* [Task brief]: Check each line of the listing for the word "Kasım" and give only the number of lines that have it.

* [Material for this task]:
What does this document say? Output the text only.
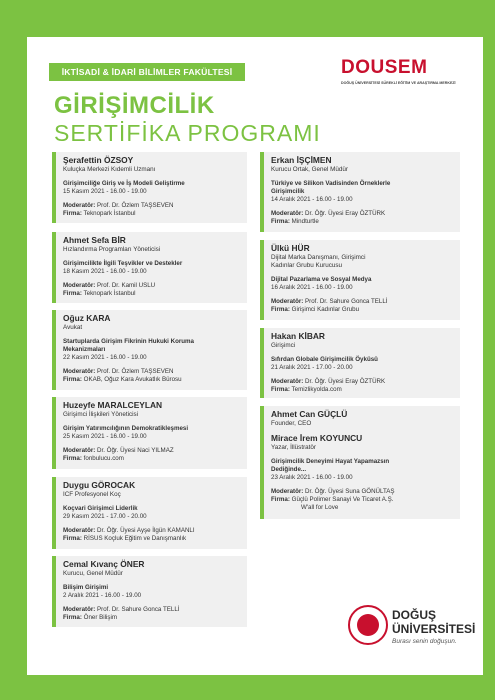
İKTİSADİ & İDARİ BİLİMLER FAKÜLTESİ	DOUSEM
DOĞUŞ ÜNİVERSİTESİ SÜREKLİ EĞİTİM VE ARAŞTIRMA MERKEZİ
GİRİŞİMCİLİK
SERTİFİKA PROGRAMI
Şerafettin ÖZSOY
Kuluçka Merkezi Kıdemli Uzmanı
Girişimciliğe Giriş ve İş Modeli Geliştirme
15 Kasım 2021 - 16.00 - 19.00
Moderatör: Prof. Dr. Özlem TAŞSEVEN
Firma: Teknopark İstanbul
Ahmet Sefa BİR
Hızlandırma Programları Yöneticisi
Girişimcilikte İlgili Teşvikler ve Destekler
18 Kasım 2021 - 16.00 - 19.00
Moderatör: Prof. Dr. Kamil USLU
Firma: Teknopark İstanbul
Oğuz KARA
Avukat
Startuplarda Girişim Fikrinin Hukuki Koruma Mekanizmaları
22 Kasım 2021 - 16.00 - 19.00
Moderatör: Prof. Dr. Özlem TAŞSEVEN
Firma: OKAB, Oğuz Kara Avukatlık Bürosu
Huzeyfe MARALCEYLAN
Girişimci İlişkileri Yöneticisi
Girişim Yatırımcılığının Demokratikleşmesi
25 Kasım 2021 - 16.00 - 19.00
Moderatör: Dr. Öğr. Üyesi Naci YILMAZ
Firma: fonbulucu.com
Duygu GÖROCAK
ICF Profesyonel Koç
Koçvari Girişimci Liderlik
29 Kasım 2021 - 17.00 - 20.00
Moderatör: Dr. Öğr. Üyesi Ayşe İlgün KAMANLI
Firma: RİSUS Koçluk Eğitim ve Danışmanlık
Cemal Kıvanç ÖNER
Kurucu, Genel Müdür
Bilişim Girişimi
2 Aralık 2021 - 16.00 - 19.00
Moderatör: Prof. Dr. Sahure Gonca TELLİ
Firma: Öner Bilişim
Erkan İŞÇİMEN
Kurucu Ortak, Genel Müdür
Türkiye ve Silikon Vadisinden Örneklerle Girişimcilik
14 Aralık 2021 - 16.00 - 19.00
Moderatör: Dr. Öğr. Üyesi Eray ÖZTÜRK
Firma: Mindturtle
Ülkü HÜR
Dijital Marka Danışmanı, Girişimci Kadınlar Grubu Kurucusu
Dijital Pazarlama ve Sosyal Medya
16 Aralık 2021 - 16.00 - 19.00
Moderatör: Prof. Dr. Sahure Gonca TELLİ
Firma: Girişimci Kadınlar Grubu
Hakan KİBAR
Girişimci
Sıfırdan Globale Girişimcilik Öyküsü
21 Aralık 2021 - 17.00 - 20.00
Moderatör: Dr. Öğr. Üyesi Eray ÖZTÜRK
Firma: Temizlikyolda.com
Ahmet Can GÜÇLÜ
Founder, CEO
Mirace İrem KOYUNCU
Yazar, İllüstratör
Girişimcilik Deneyimi Hayat Yapamazsın Dediğinde...
23 Aralık 2021 - 16.00 - 19.00
Moderatör: Dr. Öğr. Üyesi Suna GÖNÜLTAŞ
Firma: Güçlü Polimer Sanayi Ve Ticaret A.Ş.
W'all for Love
DOĞUŞ
ÜNİVERSİTESİ
Burası senin doğuşun.
Webinar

* [Result for this exercise]: 5